What the exercise asks: Report only how many lines hold the word "title".

"""

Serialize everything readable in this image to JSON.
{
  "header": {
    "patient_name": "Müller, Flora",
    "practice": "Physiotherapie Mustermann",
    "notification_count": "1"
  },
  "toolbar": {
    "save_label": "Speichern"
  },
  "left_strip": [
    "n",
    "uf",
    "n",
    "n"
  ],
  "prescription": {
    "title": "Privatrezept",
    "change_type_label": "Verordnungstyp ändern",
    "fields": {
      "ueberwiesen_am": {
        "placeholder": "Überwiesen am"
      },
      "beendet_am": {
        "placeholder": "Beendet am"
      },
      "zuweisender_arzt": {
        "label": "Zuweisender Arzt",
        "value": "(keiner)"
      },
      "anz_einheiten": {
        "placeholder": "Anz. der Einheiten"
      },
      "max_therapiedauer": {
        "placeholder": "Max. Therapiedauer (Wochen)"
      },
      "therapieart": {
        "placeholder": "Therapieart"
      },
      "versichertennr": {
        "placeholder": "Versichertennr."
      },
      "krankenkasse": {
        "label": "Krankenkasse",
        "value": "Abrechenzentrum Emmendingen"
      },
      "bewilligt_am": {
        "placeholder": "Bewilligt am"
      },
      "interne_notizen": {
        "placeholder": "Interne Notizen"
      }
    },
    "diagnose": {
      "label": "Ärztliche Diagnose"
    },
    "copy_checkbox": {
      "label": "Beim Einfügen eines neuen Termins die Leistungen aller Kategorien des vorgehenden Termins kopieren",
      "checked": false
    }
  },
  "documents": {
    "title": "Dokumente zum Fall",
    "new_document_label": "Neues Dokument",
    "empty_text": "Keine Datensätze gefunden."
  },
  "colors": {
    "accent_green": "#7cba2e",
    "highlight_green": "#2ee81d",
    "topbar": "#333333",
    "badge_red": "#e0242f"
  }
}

"""

Written answer: 2